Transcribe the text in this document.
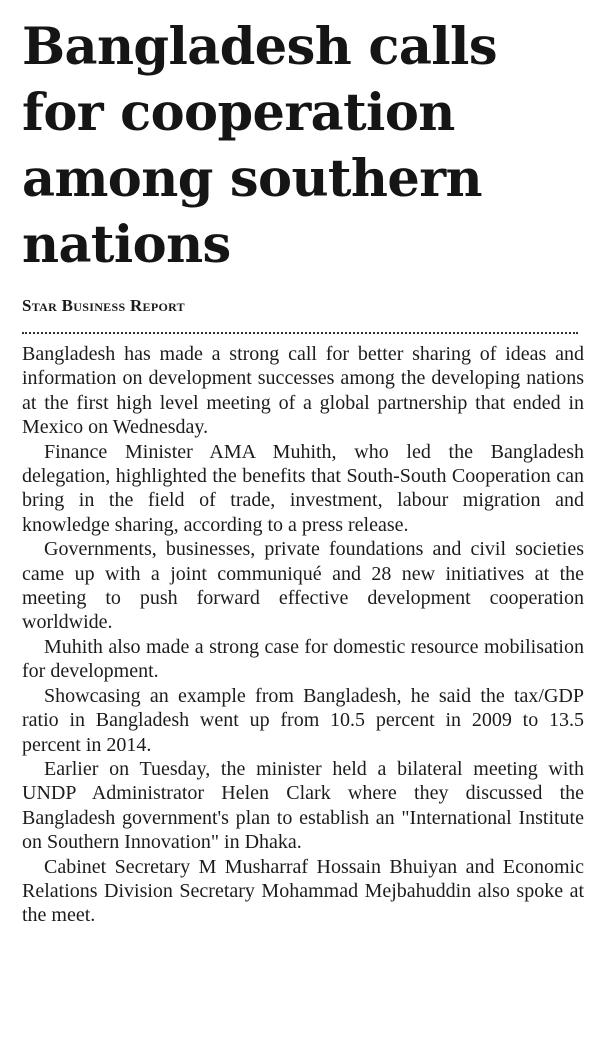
Bangladesh calls for cooperation among southern nations
Star Business Report

Bangladesh has made a strong call for better sharing of ideas and information on development successes among the developing nations at the first high level meeting of a global partnership that ended in Mexico on Wednesday.

Finance Minister AMA Muhith, who led the Bangladesh delegation, highlighted the benefits that South-South Cooperation can bring in the field of trade, investment, labour migration and knowledge sharing, according to a press release.

Governments, businesses, private foundations and civil societies came up with a joint communiqué and 28 new initiatives at the meeting to push forward effective development cooperation worldwide.

Muhith also made a strong case for domestic resource mobilisation for development.

Showcasing an example from Bangladesh, he said the tax/GDP ratio in Bangladesh went up from 10.5 percent in 2009 to 13.5 percent in 2014.

Earlier on Tuesday, the minister held a bilateral meeting with UNDP Administrator Helen Clark where they discussed the Bangladesh government's plan to establish an "International Institute on Southern Innovation" in Dhaka.

Cabinet Secretary M Musharraf Hossain Bhuiyan and Economic Relations Division Secretary Mohammad Mejbahuddin also spoke at the meet.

» Aim
Repeat the data exactly, dropping every picture it holds.

» Output
Transcribe the text in this document.
Bangladesh calls for cooperation among southern nations
Star Business Report

Bangladesh has made a strong call for better sharing of ideas and information on development successes among the developing nations at the first high level meeting of a global partnership that ended in Mexico on Wednesday.

Finance Minister AMA Muhith, who led the Bangladesh delegation, highlighted the benefits that South-South Cooperation can bring in the field of trade, investment, labour migration and knowledge sharing, according to a press release.

Governments, businesses, private foundations and civil societies came up with a joint communiqué and 28 new initiatives at the meeting to push forward effective development cooperation worldwide.

Muhith also made a strong case for domestic resource mobilisation for development.

Showcasing an example from Bangladesh, he said the tax/GDP ratio in Bangladesh went up from 10.5 percent in 2009 to 13.5 percent in 2014.

Earlier on Tuesday, the minister held a bilateral meeting with UNDP Administrator Helen Clark where they discussed the Bangladesh government's plan to establish an "International Institute on Southern Innovation" in Dhaka.

Cabinet Secretary M Musharraf Hossain Bhuiyan and Economic Relations Division Secretary Mohammad Mejbahuddin also spoke at the meet.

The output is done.